■ TASK DETAILS
Select from the data all lines with the word "tender".
----------------------------------------
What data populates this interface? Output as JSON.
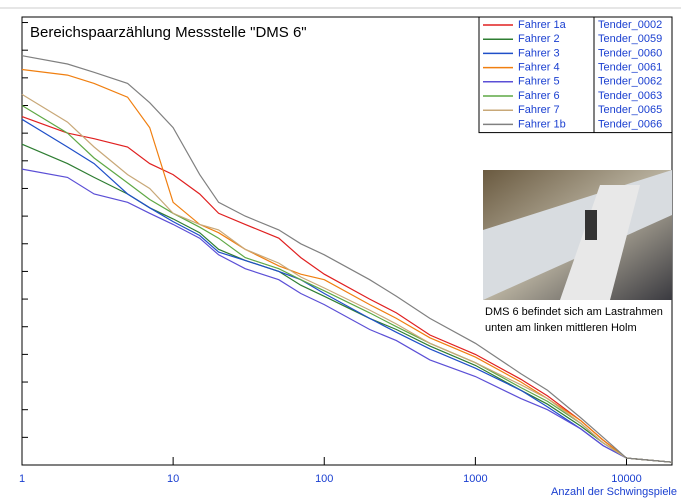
{
  "chart_data": {
    "type": "line",
    "title": "Bereichspaarzählung Messstelle \"DMS 6\"",
    "x_label": "Anzahl der Schwingspiele",
    "x": [
      1,
      2,
      3,
      5,
      7,
      10,
      15,
      20,
      30,
      50,
      70,
      100,
      200,
      300,
      500,
      1000,
      2000,
      3000,
      5000,
      7000,
      10000,
      20000
    ],
    "xlim": [
      1,
      20000
    ],
    "xticks": [
      1,
      10,
      100,
      1000,
      10000
    ],
    "x_log": true,
    "ylim": [
      0,
      16.2
    ],
    "yticks": [
      0,
      1,
      2,
      3,
      4,
      5,
      6,
      7,
      8,
      9,
      10,
      11,
      12,
      13,
      14,
      15,
      16
    ],
    "series": [
      {
        "name": "Fahrer 1a",
        "tender": "Tender_0002",
        "color": "#e02020",
        "values": [
          12.6,
          12.0,
          11.8,
          11.5,
          10.9,
          10.5,
          9.8,
          9.1,
          8.7,
          8.2,
          7.5,
          6.9,
          6.0,
          5.5,
          4.7,
          4.0,
          3.1,
          2.5,
          1.6,
          0.9,
          0.25,
          0.1
        ]
      },
      {
        "name": "Fahrer 2",
        "tender": "Tender_0059",
        "color": "#2e7d32",
        "values": [
          11.6,
          10.9,
          10.4,
          9.8,
          9.3,
          8.9,
          8.4,
          7.8,
          7.4,
          7.0,
          6.5,
          6.1,
          5.3,
          4.9,
          4.3,
          3.6,
          2.7,
          2.2,
          1.4,
          0.8,
          0.25,
          0.1
        ]
      },
      {
        "name": "Fahrer 3",
        "tender": "Tender_0060",
        "color": "#1f4fc8",
        "values": [
          12.5,
          11.5,
          10.9,
          9.8,
          9.3,
          8.8,
          8.3,
          7.7,
          7.4,
          7.0,
          6.7,
          6.2,
          5.3,
          4.8,
          4.2,
          3.5,
          2.7,
          2.1,
          1.3,
          0.7,
          0.25,
          0.1
        ]
      },
      {
        "name": "Fahrer 4",
        "tender": "Tender_0061",
        "color": "#f07f10",
        "values": [
          14.3,
          14.1,
          13.8,
          13.3,
          12.2,
          9.5,
          8.7,
          8.4,
          7.8,
          7.2,
          6.9,
          6.7,
          5.8,
          5.3,
          4.6,
          3.9,
          3.0,
          2.4,
          1.6,
          0.9,
          0.25,
          0.1
        ]
      },
      {
        "name": "Fahrer 5",
        "tender": "Tender_0062",
        "color": "#5b4fd6",
        "values": [
          10.7,
          10.4,
          9.8,
          9.5,
          9.1,
          8.7,
          8.2,
          7.6,
          7.1,
          6.7,
          6.2,
          5.8,
          4.9,
          4.5,
          3.8,
          3.2,
          2.4,
          2.0,
          1.3,
          0.7,
          0.25,
          0.1
        ]
      },
      {
        "name": "Fahrer 6",
        "tender": "Tender_0063",
        "color": "#5fa845",
        "values": [
          13.0,
          12.0,
          11.1,
          10.2,
          9.6,
          9.1,
          8.6,
          8.2,
          7.5,
          7.1,
          6.7,
          6.3,
          5.5,
          5.0,
          4.4,
          3.7,
          2.8,
          2.3,
          1.5,
          0.8,
          0.25,
          0.1
        ]
      },
      {
        "name": "Fahrer 7",
        "tender": "Tender_0065",
        "color": "#c8a878",
        "values": [
          13.4,
          12.4,
          11.5,
          10.5,
          10.0,
          9.1,
          8.7,
          8.5,
          7.8,
          7.3,
          6.8,
          6.4,
          5.6,
          5.1,
          4.4,
          3.7,
          2.9,
          2.4,
          1.5,
          0.8,
          0.25,
          0.1
        ]
      },
      {
        "name": "Fahrer 1b",
        "tender": "Tender_0066",
        "color": "#808080",
        "values": [
          14.8,
          14.5,
          14.2,
          13.8,
          13.1,
          12.2,
          10.5,
          9.5,
          9.0,
          8.5,
          8.0,
          7.6,
          6.7,
          6.1,
          5.3,
          4.4,
          3.3,
          2.7,
          1.7,
          1.0,
          0.25,
          0.1
        ]
      }
    ],
    "photo_caption": [
      "DMS 6 befindet sich am Lastrahmen",
      "unten am linken mittleren Holm"
    ]
  }
}
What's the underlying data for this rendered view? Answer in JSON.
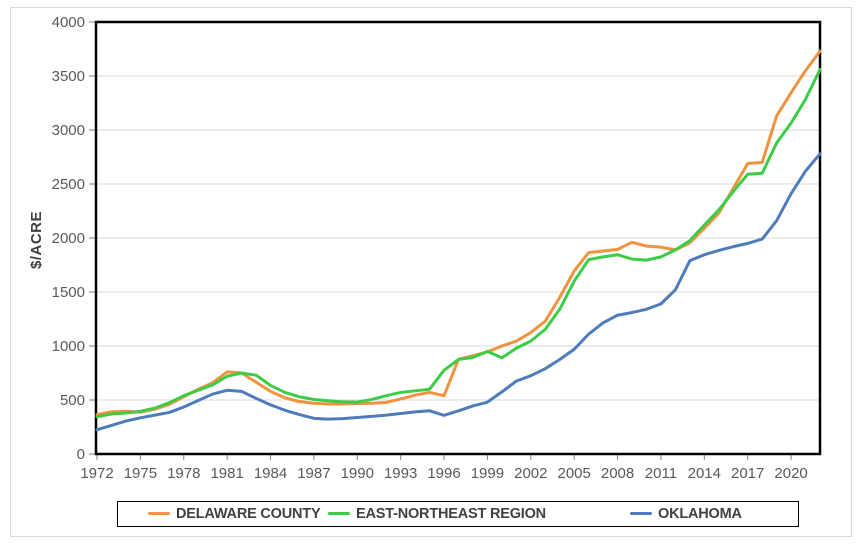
{
  "chart_data": {
    "type": "line",
    "title": "",
    "xlabel": "",
    "ylabel": "$/ACRE",
    "xlim": [
      1972,
      2022
    ],
    "ylim": [
      0,
      4000
    ],
    "grid": "horizontal",
    "legend_position": "bottom",
    "x_tick_years": [
      1972,
      1975,
      1978,
      1981,
      1984,
      1987,
      1990,
      1993,
      1996,
      1999,
      2002,
      2005,
      2008,
      2011,
      2014,
      2017,
      2020
    ],
    "y_ticks": [
      0,
      500,
      1000,
      1500,
      2000,
      2500,
      3000,
      3500,
      4000
    ],
    "series": [
      {
        "name": "DELAWARE COUNTY",
        "color": "#F0923E",
        "values": [
          365,
          390,
          395,
          388,
          415,
          460,
          530,
          600,
          660,
          760,
          750,
          665,
          580,
          520,
          485,
          470,
          463,
          463,
          468,
          470,
          478,
          510,
          545,
          570,
          540,
          877,
          910,
          945,
          1000,
          1045,
          1125,
          1230,
          1450,
          1695,
          1865,
          1880,
          1895,
          1960,
          1925,
          1915,
          1890,
          1955,
          2090,
          2230,
          2460,
          2690,
          2700,
          3130,
          3345,
          3550,
          3730
        ]
      },
      {
        "name": "EAST-NORTHEAST REGION",
        "color": "#3CCC47",
        "values": [
          345,
          370,
          380,
          395,
          425,
          475,
          540,
          590,
          640,
          720,
          750,
          730,
          635,
          570,
          530,
          505,
          493,
          483,
          480,
          505,
          540,
          570,
          585,
          600,
          775,
          875,
          895,
          950,
          890,
          980,
          1045,
          1155,
          1340,
          1600,
          1800,
          1825,
          1845,
          1805,
          1795,
          1825,
          1890,
          1975,
          2120,
          2260,
          2430,
          2590,
          2600,
          2880,
          3065,
          3285,
          3560
        ]
      },
      {
        "name": "OKLAHOMA",
        "color": "#4E7CBA",
        "values": [
          225,
          265,
          305,
          335,
          360,
          385,
          435,
          495,
          555,
          590,
          580,
          515,
          455,
          405,
          365,
          330,
          323,
          328,
          338,
          348,
          360,
          375,
          390,
          400,
          358,
          400,
          445,
          480,
          575,
          675,
          725,
          790,
          875,
          970,
          1110,
          1215,
          1285,
          1310,
          1340,
          1390,
          1520,
          1790,
          1845,
          1885,
          1920,
          1950,
          1990,
          2160,
          2410,
          2620,
          2780
        ]
      }
    ],
    "colors": {
      "background": "#FFFFFF",
      "frame_border": "#D9D9D9",
      "plot_border": "#000000",
      "gridline": "#D9D9D9",
      "tick": "#808080",
      "axis_text": "#595959",
      "axis_title": "#404040",
      "legend_text": "#404040",
      "legend_border": "#000000"
    }
  }
}
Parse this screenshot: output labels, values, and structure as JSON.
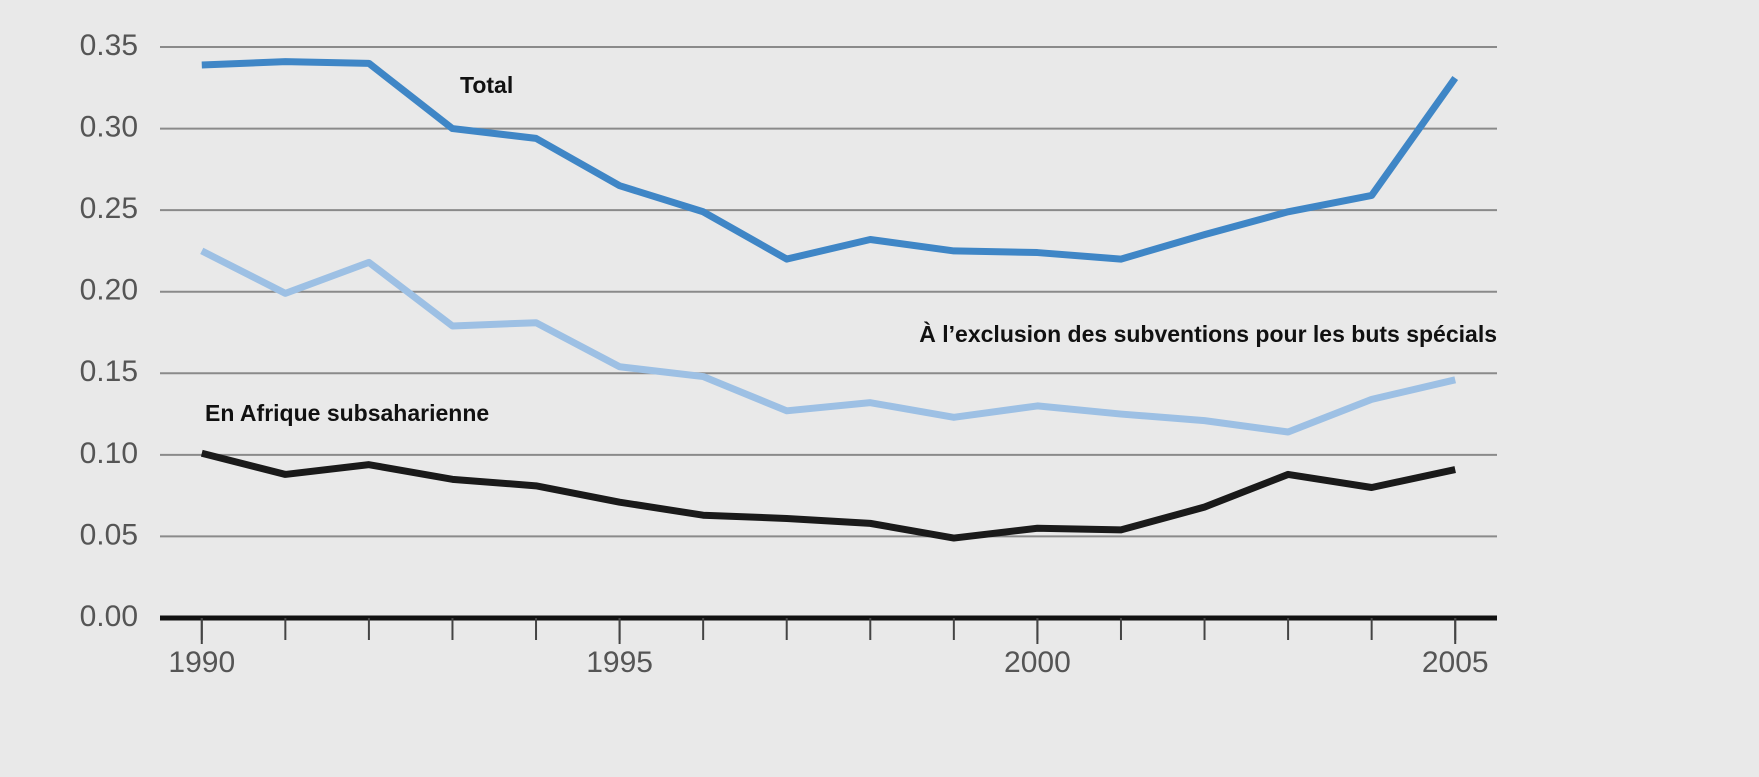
{
  "chart_data": {
    "type": "line",
    "x": [
      1990,
      1991,
      1992,
      1993,
      1994,
      1995,
      1996,
      1997,
      1998,
      1999,
      2000,
      2001,
      2002,
      2003,
      2004,
      2005
    ],
    "series": [
      {
        "name": "Total",
        "color": "#3f86c6",
        "values": [
          0.339,
          0.341,
          0.34,
          0.3,
          0.294,
          0.265,
          0.249,
          0.22,
          0.232,
          0.225,
          0.224,
          0.22,
          0.235,
          0.249,
          0.259,
          0.331
        ]
      },
      {
        "name": "À l’exclusion des subventions pour les buts spécials",
        "color": "#9dc0e4",
        "values": [
          0.225,
          0.199,
          0.218,
          0.179,
          0.181,
          0.154,
          0.148,
          0.127,
          0.132,
          0.123,
          0.13,
          0.125,
          0.121,
          0.114,
          0.134,
          0.146
        ]
      },
      {
        "name": "En Afrique subsaharienne",
        "color": "#1a1a1a",
        "values": [
          0.101,
          0.088,
          0.094,
          0.085,
          0.081,
          0.071,
          0.063,
          0.061,
          0.058,
          0.049,
          0.055,
          0.054,
          0.068,
          0.088,
          0.08,
          0.091
        ]
      }
    ],
    "xlim": [
      1989.5,
      2005.5
    ],
    "xticks": [
      1990,
      1995,
      2000,
      2005
    ],
    "ylim": [
      0,
      0.35
    ],
    "yticks": [
      {
        "value": 0,
        "label": "0.00"
      },
      {
        "value": 0.05,
        "label": "0.05"
      },
      {
        "value": 0.1,
        "label": "0.10"
      },
      {
        "value": 0.15,
        "label": "0.15"
      },
      {
        "value": 0.2,
        "label": "0.20"
      },
      {
        "value": 0.25,
        "label": "0.25"
      },
      {
        "value": 0.3,
        "label": "0.30"
      },
      {
        "value": 0.35,
        "label": "0.35"
      }
    ],
    "grid": true
  }
}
----------------------------------------
■ THE OUTPUT
        "tender": "Tender_0002",
        "tender": "Tender_0059",
        "tender": "Tender_0060",
        "tender": "Tender_0061",
        "tender": "Tender_0062",
        "tender": "Tender_0063",
        "tender": "Tender_0065",
        "tender": "Tender_0066",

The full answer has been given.